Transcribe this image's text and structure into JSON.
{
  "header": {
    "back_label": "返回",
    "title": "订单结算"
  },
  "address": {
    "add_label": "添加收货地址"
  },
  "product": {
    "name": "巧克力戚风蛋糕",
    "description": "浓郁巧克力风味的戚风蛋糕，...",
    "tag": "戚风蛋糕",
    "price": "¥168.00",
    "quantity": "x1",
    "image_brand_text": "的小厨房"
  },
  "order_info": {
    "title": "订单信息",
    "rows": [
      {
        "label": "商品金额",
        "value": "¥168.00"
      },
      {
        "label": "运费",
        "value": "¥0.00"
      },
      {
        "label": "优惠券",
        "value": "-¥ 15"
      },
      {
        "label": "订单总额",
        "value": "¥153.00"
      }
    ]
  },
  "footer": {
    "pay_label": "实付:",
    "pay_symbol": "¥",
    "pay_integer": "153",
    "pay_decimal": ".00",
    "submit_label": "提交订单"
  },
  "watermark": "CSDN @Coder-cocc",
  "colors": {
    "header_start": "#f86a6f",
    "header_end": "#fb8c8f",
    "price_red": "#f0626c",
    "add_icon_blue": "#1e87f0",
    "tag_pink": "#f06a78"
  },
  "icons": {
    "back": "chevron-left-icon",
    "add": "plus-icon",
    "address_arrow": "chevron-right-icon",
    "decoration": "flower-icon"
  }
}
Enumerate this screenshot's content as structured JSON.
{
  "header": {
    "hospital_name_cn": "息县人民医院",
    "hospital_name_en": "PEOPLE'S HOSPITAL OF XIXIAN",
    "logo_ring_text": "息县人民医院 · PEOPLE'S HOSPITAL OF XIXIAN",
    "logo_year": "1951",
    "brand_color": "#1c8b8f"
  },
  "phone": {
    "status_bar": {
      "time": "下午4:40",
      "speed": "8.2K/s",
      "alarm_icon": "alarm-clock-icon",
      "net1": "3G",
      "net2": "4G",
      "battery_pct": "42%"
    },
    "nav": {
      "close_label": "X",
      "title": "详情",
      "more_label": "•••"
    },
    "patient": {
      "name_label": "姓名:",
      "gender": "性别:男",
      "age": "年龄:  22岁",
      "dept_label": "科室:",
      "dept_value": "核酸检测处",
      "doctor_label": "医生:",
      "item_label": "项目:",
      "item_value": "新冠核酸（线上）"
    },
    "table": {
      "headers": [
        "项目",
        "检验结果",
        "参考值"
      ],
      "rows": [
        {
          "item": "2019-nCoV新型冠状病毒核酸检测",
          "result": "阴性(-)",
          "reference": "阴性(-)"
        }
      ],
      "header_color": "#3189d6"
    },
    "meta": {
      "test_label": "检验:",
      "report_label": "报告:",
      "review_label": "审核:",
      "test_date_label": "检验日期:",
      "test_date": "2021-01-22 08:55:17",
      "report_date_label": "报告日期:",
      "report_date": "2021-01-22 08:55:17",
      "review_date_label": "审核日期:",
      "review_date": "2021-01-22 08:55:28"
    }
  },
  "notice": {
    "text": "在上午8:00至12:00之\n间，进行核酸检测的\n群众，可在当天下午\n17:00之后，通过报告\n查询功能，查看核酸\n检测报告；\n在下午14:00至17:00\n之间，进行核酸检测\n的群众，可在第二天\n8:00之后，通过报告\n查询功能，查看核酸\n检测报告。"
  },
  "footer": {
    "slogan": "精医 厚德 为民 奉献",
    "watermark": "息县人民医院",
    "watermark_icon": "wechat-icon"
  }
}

──────────────────────────────

▶ Goal
Look above for lines with the word "chevron" and copy them all.

▶ The reply
    "back": "chevron-left-icon",
    "address_arrow": "chevron-right-icon",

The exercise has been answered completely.